= Dataset content =
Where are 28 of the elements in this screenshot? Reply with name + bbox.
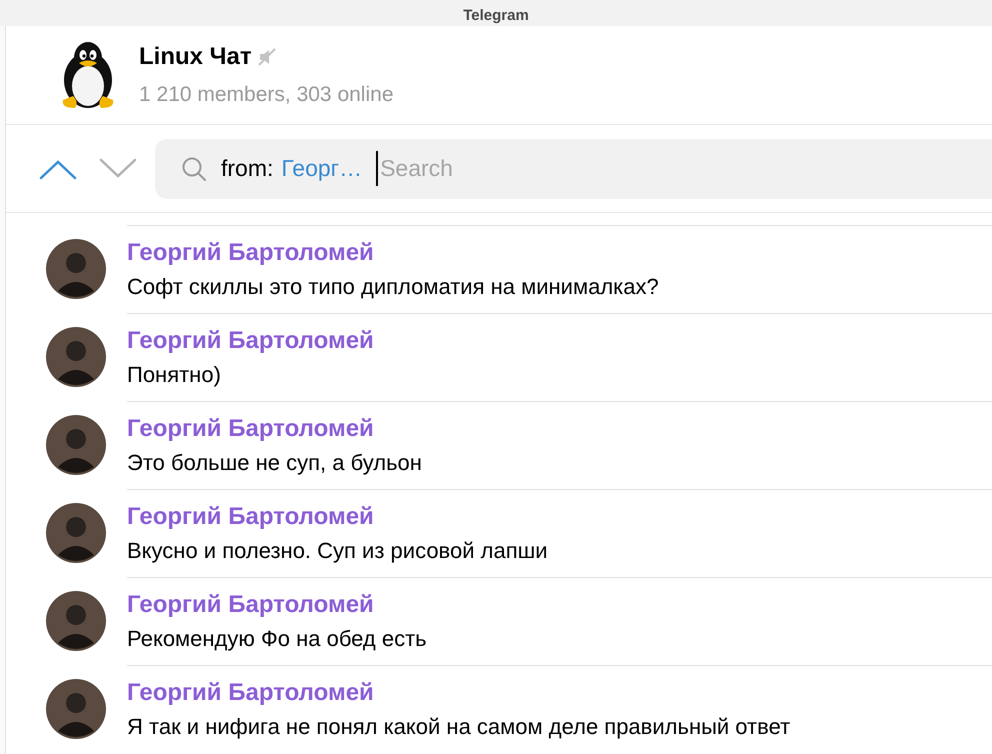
- user-avatar: [46, 503, 106, 563]
- search-field[interactable]: from: Георг… Search: [155, 138, 992, 198]
- message-text: Рекомендую Фо на обед есть: [127, 624, 428, 652]
- user-avatar: [46, 415, 106, 475]
- user-avatar: [46, 327, 106, 387]
- window-title: Telegram: [463, 6, 529, 26]
- search-input[interactable]: Search: [376, 151, 992, 186]
- member-count: 1 210 members, 303 online: [139, 82, 394, 108]
- user-avatar: [46, 679, 106, 739]
- search-icon: [181, 156, 207, 182]
- message-text: Это больше не суп, а бульон: [127, 448, 423, 476]
- chevron-up-icon: [39, 158, 77, 180]
- message-author[interactable]: Георгий Бартоломей: [127, 678, 374, 706]
- message-text: Понятно): [127, 360, 222, 388]
- message-author[interactable]: Георгий Бартоломей: [127, 590, 374, 618]
- message-author[interactable]: Георгий Бартоломей: [127, 326, 374, 354]
- filter-label: from:: [221, 154, 274, 184]
- message-author[interactable]: Георгий Бартоломей: [127, 414, 374, 442]
- user-avatar: [46, 591, 106, 651]
- message-author[interactable]: Георгий Бартоломей: [127, 238, 374, 266]
- chevron-down-icon: [99, 158, 137, 180]
- filter-value[interactable]: Георг…: [281, 151, 362, 186]
- message-text: Вкусно и полезно. Суп из рисовой лапши: [127, 536, 549, 564]
- user-avatar: [46, 239, 106, 299]
- message-author[interactable]: Георгий Бартоломей: [127, 502, 374, 530]
- message-text: Я так и нифига не понял какой на самом деле правильный ответ: [127, 712, 792, 740]
- message-text: Софт скиллы это типо дипломатия на минималках?: [127, 272, 660, 300]
- chat-title: Linux Чат: [139, 42, 252, 72]
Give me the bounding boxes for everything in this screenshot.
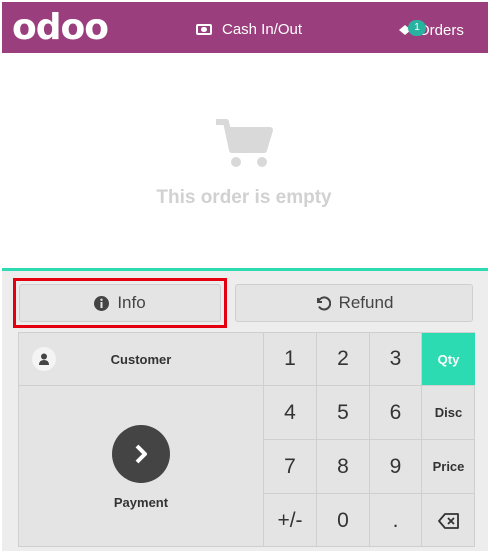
- orders-button[interactable]: 1 Orders: [398, 18, 464, 42]
- numpad-key-6[interactable]: 6: [370, 386, 422, 440]
- backspace-button[interactable]: [422, 494, 475, 547]
- top-bar: odoo Cash In/Out 1 Orders: [2, 2, 488, 53]
- refund-label: Refund: [338, 293, 394, 312]
- numpad-key-1[interactable]: 1: [264, 333, 317, 386]
- payment-button[interactable]: Payment: [19, 386, 264, 547]
- chevron-right-icon: [112, 425, 170, 483]
- refund-button[interactable]: Refund: [235, 284, 473, 322]
- customer-button[interactable]: Customer: [19, 333, 264, 386]
- mode-disc-button[interactable]: Disc: [422, 386, 475, 440]
- numpad-key-5[interactable]: 5: [317, 386, 370, 440]
- empty-order-message: This order is empty: [156, 187, 332, 208]
- numpad-key-8[interactable]: 8: [317, 440, 370, 494]
- numpad-key-0[interactable]: 0: [317, 494, 370, 547]
- control-panel: Info Refund Customer Payment 1 2 3 Qty 4…: [2, 268, 488, 551]
- customer-label: Customer: [110, 351, 172, 367]
- numpad-key-9[interactable]: 9: [370, 440, 422, 494]
- numpad-key-dot[interactable]: .: [370, 494, 422, 547]
- payment-label: Payment: [113, 495, 169, 510]
- mode-qty-button[interactable]: Qty: [422, 333, 475, 386]
- cash-icon: [196, 23, 212, 35]
- mode-price-button[interactable]: Price: [422, 440, 475, 494]
- orders-icon-wrap: 1: [398, 20, 426, 36]
- cash-in-out-label: Cash In/Out: [222, 20, 303, 38]
- numpad-grid: Customer Payment 1 2 3 Qty 4 5 6 Disc 7 …: [18, 332, 475, 547]
- info-highlight-box: [13, 278, 227, 328]
- orders-count-badge: 1: [408, 20, 426, 36]
- user-icon: [32, 347, 56, 371]
- backspace-icon: [437, 512, 459, 529]
- numpad-key-3[interactable]: 3: [370, 333, 422, 386]
- undo-icon: [315, 295, 331, 311]
- numpad-key-4[interactable]: 4: [264, 386, 317, 440]
- odoo-logo: odoo: [12, 7, 109, 48]
- cash-in-out-button[interactable]: Cash In/Out: [196, 18, 302, 40]
- numpad-key-7[interactable]: 7: [264, 440, 317, 494]
- numpad-key-plus-minus[interactable]: +/-: [264, 494, 317, 547]
- numpad-key-2[interactable]: 2: [317, 333, 370, 386]
- cart-icon: [216, 119, 273, 167]
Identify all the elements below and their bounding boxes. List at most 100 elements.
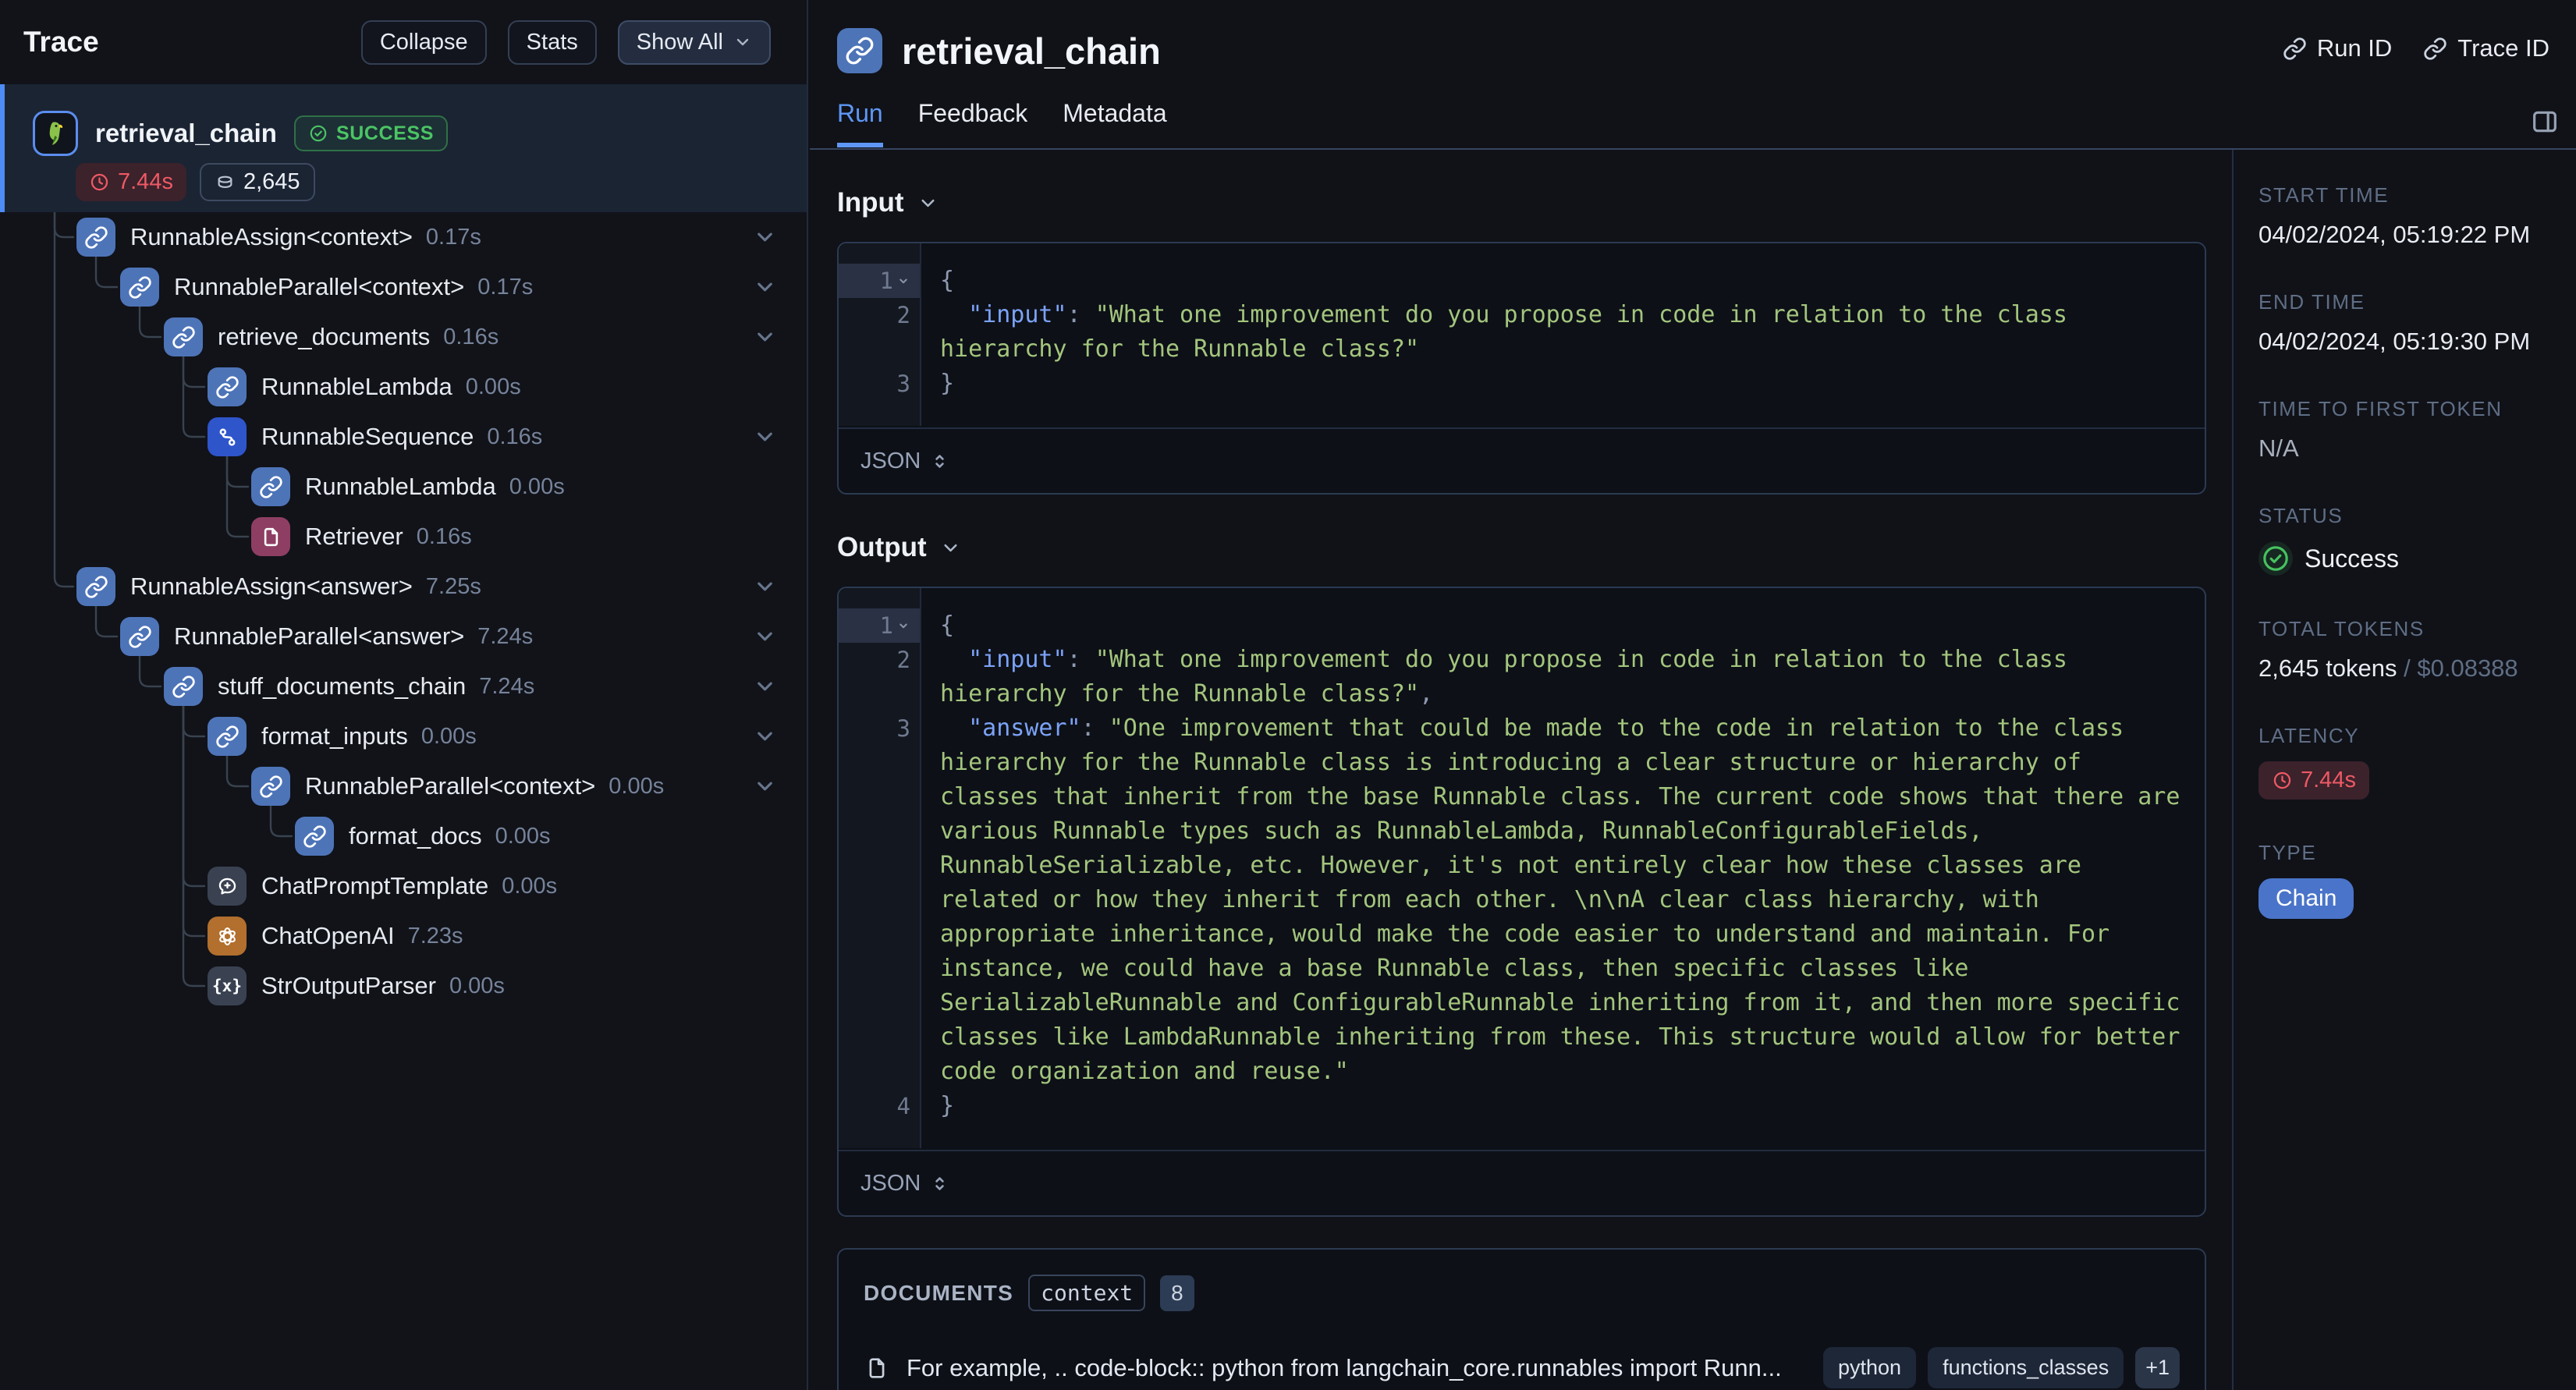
trace-tree-row[interactable]: ChatPromptTemplate 0.00s	[0, 861, 807, 911]
chevron-down-icon[interactable]	[753, 775, 777, 799]
tab-metadata[interactable]: Metadata	[1063, 99, 1166, 147]
fold-chevron-icon[interactable]	[896, 274, 910, 288]
show-all-dropdown[interactable]: Show All	[617, 20, 771, 65]
stat-field: LATENCY 7.44s	[2258, 724, 2562, 800]
stats-button[interactable]: Stats	[507, 20, 597, 65]
file-icon	[864, 1355, 890, 1381]
node-name: RunnableParallel<context>	[174, 273, 465, 300]
json-format-selector[interactable]: JSON	[839, 427, 2205, 493]
trace-tree-row[interactable]: retrieve_documents 0.16s	[0, 312, 807, 362]
line-number: 2	[896, 647, 910, 673]
chain-icon	[208, 717, 247, 756]
code-text: "input": "What one improvement do you pr…	[940, 646, 2081, 707]
trace-tree-row[interactable]: RunnableParallel<answer> 7.24s	[0, 612, 807, 661]
node-name: RunnableLambda	[261, 373, 452, 400]
doc-tag: python	[1823, 1347, 1917, 1388]
show-all-label: Show All	[636, 29, 723, 55]
line-number: 3	[896, 715, 910, 742]
json-format-selector[interactable]: JSON	[839, 1150, 2205, 1215]
clock-icon	[2272, 770, 2293, 791]
trace-tree-row[interactable]: RunnableParallel<context> 0.00s	[0, 761, 807, 811]
latency-badge: 7.44s	[2258, 761, 2369, 800]
code-line: 3}	[839, 367, 2205, 401]
trace-panel: Trace Collapse Stats Show All retrieval_…	[0, 0, 808, 1390]
chevron-down-icon[interactable]	[753, 325, 777, 349]
total-tokens-value: 2,645 tokens / $0.08388	[2258, 654, 2518, 682]
document-tags: python functions_classes +1	[1823, 1347, 2180, 1388]
trace-tree-row[interactable]: RunnableLambda 0.00s	[0, 462, 807, 512]
line-number: 3	[896, 371, 910, 397]
node-name: RunnableAssign<context>	[130, 223, 413, 250]
node-duration: 0.00s	[449, 973, 505, 998]
panel-toggle-icon	[2529, 106, 2560, 137]
clock-icon	[89, 172, 110, 193]
panel-toggle-button[interactable]	[2529, 106, 2560, 137]
unfold-icon	[929, 1173, 950, 1194]
tab-feedback[interactable]: Feedback	[918, 99, 1028, 147]
chevron-down-icon[interactable]	[753, 675, 777, 699]
run-detail-panel: Input 1{2 "input": "What one improvement…	[810, 150, 2232, 1390]
output-section: Output 1{2 "input": "What one improvemen…	[837, 532, 2232, 1217]
code-line: 3 "answer": "One improvement that could …	[839, 711, 2205, 1089]
trace-id-label: Trace ID	[2457, 34, 2549, 62]
chevron-down-icon[interactable]	[753, 725, 777, 749]
trace-tree-row[interactable]: stuff_documents_chain 7.24s	[0, 661, 807, 711]
document-text: For example, .. code-block:: python from…	[907, 1353, 1782, 1381]
collapse-button[interactable]: Collapse	[360, 20, 487, 65]
chain-icon	[164, 317, 203, 356]
chain-icon	[120, 617, 159, 656]
root-run-name: retrieval_chain	[95, 119, 277, 147]
trace-tree-row[interactable]: RunnableParallel<context> 0.17s	[0, 262, 807, 312]
trace-tree-row[interactable]: RunnableLambda 0.00s	[0, 362, 807, 412]
trace-id-button[interactable]: Trace ID	[2423, 34, 2549, 62]
trace-tree-row[interactable]: format_inputs 0.00s	[0, 711, 807, 761]
input-section-heading[interactable]: Input	[837, 187, 2232, 218]
chevron-down-icon[interactable]	[753, 575, 777, 599]
trace-tree-row[interactable]: Retriever 0.16s	[0, 512, 807, 562]
field-label: TOTAL TOKENS	[2258, 617, 2425, 640]
chain-icon	[251, 467, 290, 506]
field-label: LATENCY	[2258, 724, 2360, 747]
trace-tree-row[interactable]: {x} StrOutputParser 0.00s	[0, 961, 807, 1011]
code-text: {	[940, 267, 955, 294]
code-text: }	[940, 370, 955, 397]
chevron-down-icon[interactable]	[753, 225, 777, 250]
retriever-icon	[251, 517, 290, 556]
node-duration: 0.00s	[495, 823, 551, 849]
chevron-down-icon[interactable]	[753, 625, 777, 649]
trace-tree-row[interactable]: RunnableSequence 0.16s	[0, 412, 807, 462]
fold-chevron-icon[interactable]	[896, 619, 910, 633]
trace-tree-root[interactable]: retrieval_chain SUCCESS 7.44s 2,645	[0, 84, 807, 212]
node-duration: 0.00s	[502, 873, 558, 899]
chevron-down-icon[interactable]	[753, 425, 777, 449]
trace-tree-row[interactable]: format_docs 0.00s	[0, 811, 807, 861]
documents-count-badge: 8	[1160, 1275, 1194, 1311]
node-name: retrieve_documents	[218, 323, 431, 350]
output-code-block: 1{2 "input": "What one improvement do yo…	[837, 587, 2206, 1217]
chain-icon	[251, 767, 290, 806]
trace-tree-row[interactable]: RunnableAssign<answer> 7.25s	[0, 562, 807, 612]
run-id-button[interactable]: Run ID	[2283, 34, 2392, 62]
stat-field: TYPE Chain	[2258, 841, 2562, 919]
trace-tree-row[interactable]: RunnableAssign<context> 0.17s	[0, 212, 807, 262]
trace-tree-row[interactable]: ChatOpenAI 7.23s	[0, 911, 807, 961]
code-text: {	[940, 612, 955, 639]
node-duration: 0.00s	[609, 773, 665, 799]
tab-bar: Run Feedback Metadata	[837, 99, 1167, 147]
tab-run[interactable]: Run	[837, 99, 883, 147]
field-label: START TIME	[2258, 183, 2390, 207]
node-name: format_inputs	[261, 722, 408, 750]
openai-icon	[208, 917, 247, 956]
chevron-down-icon[interactable]	[753, 275, 777, 300]
page-title: retrieval_chain	[902, 30, 1161, 72]
chevron-down-icon	[917, 193, 939, 214]
node-duration: 0.17s	[477, 274, 534, 300]
document-row[interactable]: For example, .. code-block:: python from…	[864, 1347, 2180, 1388]
node-duration: 7.25s	[425, 573, 481, 599]
context-key-badge[interactable]: context	[1028, 1275, 1146, 1311]
code-text: }	[940, 1092, 955, 1119]
stat-field: TOTAL TOKENS 2,645 tokens / $0.08388	[2258, 617, 2562, 683]
more-tags-badge: +1	[2135, 1347, 2180, 1388]
output-section-heading[interactable]: Output	[837, 532, 2232, 563]
stat-field: END TIME 04/02/2024, 05:19:30 PM	[2258, 290, 2562, 356]
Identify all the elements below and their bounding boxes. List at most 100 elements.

= Directive =
Please count how many lines of the records above contain the string "odoo", treating uppercase and lowercase as different, and reply with that number alone.

= Expected answer =
2